(Collected data)
-- START --

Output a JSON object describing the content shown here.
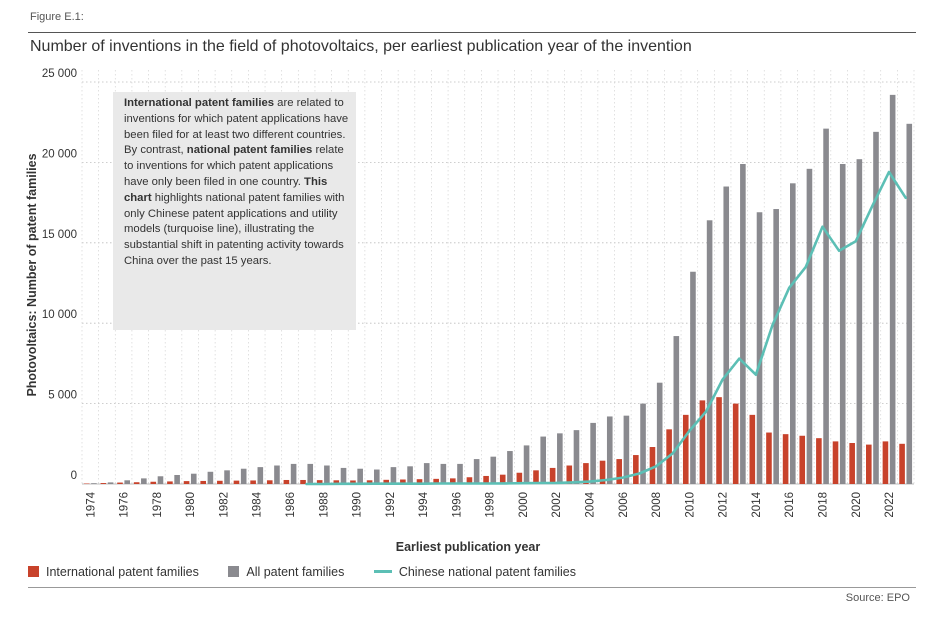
{
  "figure": {
    "label": "Figure E.1:",
    "title": "Number of inventions in the field of photovoltaics, per earliest publication year of the invention",
    "source": "Source: EPO"
  },
  "info_box": {
    "p1_bold": "International patent families",
    "p1_rest": " are related to inventions for which patent applications have been filed for at least two different countries. By contrast, ",
    "p2_bold": "national patent families",
    "p2_rest": " relate to inventions for which patent applications have only been filed in one country. ",
    "p3_bold": "This chart",
    "p3_rest": " highlights national patent families with only Chinese patent applications and utility models (turquoise line), illustrating the substantial shift in patenting activity towards China over the past 15 years."
  },
  "legend": {
    "international": "International patent families",
    "all": "All patent families",
    "chinese": "Chinese national patent families"
  },
  "colors": {
    "international": "#c8422b",
    "all": "#8a8a8f",
    "chinese": "#5cbfb5"
  },
  "chart_data": {
    "type": "bar",
    "xlabel": "Earliest publication year",
    "ylabel": "Photovoltaics: Number of patent families",
    "ylim": [
      0,
      25000
    ],
    "yticks": [
      0,
      5000,
      10000,
      15000,
      20000,
      25000
    ],
    "ytick_labels": [
      "0",
      "5 000",
      "10 000",
      "15 000",
      "20 000",
      "25 000"
    ],
    "x": [
      1974,
      1975,
      1976,
      1977,
      1978,
      1979,
      1980,
      1981,
      1982,
      1983,
      1984,
      1985,
      1986,
      1987,
      1988,
      1989,
      1990,
      1991,
      1992,
      1993,
      1994,
      1995,
      1996,
      1997,
      1998,
      1999,
      2000,
      2001,
      2002,
      2003,
      2004,
      2005,
      2006,
      2007,
      2008,
      2009,
      2010,
      2011,
      2012,
      2013,
      2014,
      2015,
      2016,
      2017,
      2018,
      2019,
      2020,
      2021,
      2022,
      2023
    ],
    "xtick_labels": [
      "1974",
      "1976",
      "1978",
      "1980",
      "1982",
      "1984",
      "1986",
      "1988",
      "1990",
      "1992",
      "1994",
      "1996",
      "1998",
      "2000",
      "2002",
      "2004",
      "2006",
      "2008",
      "2010",
      "2012",
      "2014",
      "2016",
      "2018",
      "2020",
      "2022"
    ],
    "series": [
      {
        "name": "International patent families",
        "kind": "bar",
        "values": [
          30,
          60,
          90,
          110,
          140,
          160,
          180,
          190,
          200,
          210,
          220,
          230,
          250,
          250,
          240,
          230,
          220,
          230,
          260,
          280,
          300,
          320,
          350,
          420,
          500,
          580,
          700,
          850,
          1000,
          1150,
          1300,
          1450,
          1550,
          1800,
          2300,
          3400,
          4300,
          5200,
          5400,
          5000,
          4300,
          3200,
          3100,
          3000,
          2850,
          2650,
          2550,
          2450,
          2650,
          2500
        ]
      },
      {
        "name": "All patent families",
        "kind": "bar",
        "values": [
          50,
          100,
          230,
          350,
          480,
          560,
          640,
          760,
          850,
          950,
          1050,
          1150,
          1250,
          1250,
          1150,
          1000,
          950,
          900,
          1050,
          1100,
          1300,
          1250,
          1250,
          1550,
          1700,
          2050,
          2400,
          2950,
          3150,
          3350,
          3800,
          4200,
          4250,
          5000,
          6300,
          9200,
          13200,
          16400,
          18500,
          19900,
          16900,
          17100,
          18700,
          19600,
          22100,
          19900,
          20200,
          21900,
          24200,
          22400
        ]
      },
      {
        "name": "Chinese national patent families",
        "kind": "line",
        "x": [
          1987,
          1988,
          1989,
          1990,
          1991,
          1992,
          1993,
          1994,
          1995,
          1996,
          1997,
          1998,
          1999,
          2000,
          2001,
          2002,
          2003,
          2004,
          2005,
          2006,
          2007,
          2008,
          2009,
          2010,
          2011,
          2012,
          2013,
          2014,
          2015,
          2016,
          2017,
          2018,
          2019,
          2020,
          2021,
          2022,
          2023
        ],
        "values": [
          0,
          0,
          10,
          10,
          20,
          20,
          20,
          20,
          30,
          30,
          30,
          30,
          40,
          50,
          60,
          70,
          100,
          150,
          250,
          400,
          650,
          1100,
          1900,
          3300,
          4500,
          6500,
          7800,
          6800,
          9900,
          12200,
          13500,
          16000,
          14500,
          15100,
          17300,
          19400,
          17800
        ]
      }
    ]
  }
}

-- END --

Aim: Reproduce the material above verbatim; omit every picture.

Answer to the problem:
Output a JSON object describing the content shown here.
{
  "figure": {
    "label": "Figure E.1:",
    "title": "Number of inventions in the field of photovoltaics, per earliest publication year of the invention",
    "source": "Source: EPO"
  },
  "info_box": {
    "p1_bold": "International patent families",
    "p1_rest": " are related to inventions for which patent applications have been filed for at least two different countries. By contrast, ",
    "p2_bold": "national patent families",
    "p2_rest": " relate to inventions for which patent applications have only been filed in one country. ",
    "p3_bold": "This chart",
    "p3_rest": " highlights national patent families with only Chinese patent applications and utility models (turquoise line), illustrating the substantial shift in patenting activity towards China over the past 15 years."
  },
  "legend": {
    "international": "International patent families",
    "all": "All patent families",
    "chinese": "Chinese national patent families"
  },
  "colors": {
    "international": "#c8422b",
    "all": "#8a8a8f",
    "chinese": "#5cbfb5"
  },
  "chart_data": {
    "type": "bar",
    "xlabel": "Earliest publication year",
    "ylabel": "Photovoltaics: Number of patent families",
    "ylim": [
      0,
      25000
    ],
    "yticks": [
      0,
      5000,
      10000,
      15000,
      20000,
      25000
    ],
    "ytick_labels": [
      "0",
      "5 000",
      "10 000",
      "15 000",
      "20 000",
      "25 000"
    ],
    "x": [
      1974,
      1975,
      1976,
      1977,
      1978,
      1979,
      1980,
      1981,
      1982,
      1983,
      1984,
      1985,
      1986,
      1987,
      1988,
      1989,
      1990,
      1991,
      1992,
      1993,
      1994,
      1995,
      1996,
      1997,
      1998,
      1999,
      2000,
      2001,
      2002,
      2003,
      2004,
      2005,
      2006,
      2007,
      2008,
      2009,
      2010,
      2011,
      2012,
      2013,
      2014,
      2015,
      2016,
      2017,
      2018,
      2019,
      2020,
      2021,
      2022,
      2023
    ],
    "xtick_labels": [
      "1974",
      "1976",
      "1978",
      "1980",
      "1982",
      "1984",
      "1986",
      "1988",
      "1990",
      "1992",
      "1994",
      "1996",
      "1998",
      "2000",
      "2002",
      "2004",
      "2006",
      "2008",
      "2010",
      "2012",
      "2014",
      "2016",
      "2018",
      "2020",
      "2022"
    ],
    "series": [
      {
        "name": "International patent families",
        "kind": "bar",
        "values": [
          30,
          60,
          90,
          110,
          140,
          160,
          180,
          190,
          200,
          210,
          220,
          230,
          250,
          250,
          240,
          230,
          220,
          230,
          260,
          280,
          300,
          320,
          350,
          420,
          500,
          580,
          700,
          850,
          1000,
          1150,
          1300,
          1450,
          1550,
          1800,
          2300,
          3400,
          4300,
          5200,
          5400,
          5000,
          4300,
          3200,
          3100,
          3000,
          2850,
          2650,
          2550,
          2450,
          2650,
          2500
        ]
      },
      {
        "name": "All patent families",
        "kind": "bar",
        "values": [
          50,
          100,
          230,
          350,
          480,
          560,
          640,
          760,
          850,
          950,
          1050,
          1150,
          1250,
          1250,
          1150,
          1000,
          950,
          900,
          1050,
          1100,
          1300,
          1250,
          1250,
          1550,
          1700,
          2050,
          2400,
          2950,
          3150,
          3350,
          3800,
          4200,
          4250,
          5000,
          6300,
          9200,
          13200,
          16400,
          18500,
          19900,
          16900,
          17100,
          18700,
          19600,
          22100,
          19900,
          20200,
          21900,
          24200,
          22400
        ]
      },
      {
        "name": "Chinese national patent families",
        "kind": "line",
        "x": [
          1987,
          1988,
          1989,
          1990,
          1991,
          1992,
          1993,
          1994,
          1995,
          1996,
          1997,
          1998,
          1999,
          2000,
          2001,
          2002,
          2003,
          2004,
          2005,
          2006,
          2007,
          2008,
          2009,
          2010,
          2011,
          2012,
          2013,
          2014,
          2015,
          2016,
          2017,
          2018,
          2019,
          2020,
          2021,
          2022,
          2023
        ],
        "values": [
          0,
          0,
          10,
          10,
          20,
          20,
          20,
          20,
          30,
          30,
          30,
          30,
          40,
          50,
          60,
          70,
          100,
          150,
          250,
          400,
          650,
          1100,
          1900,
          3300,
          4500,
          6500,
          7800,
          6800,
          9900,
          12200,
          13500,
          16000,
          14500,
          15100,
          17300,
          19400,
          17800
        ]
      }
    ]
  }
}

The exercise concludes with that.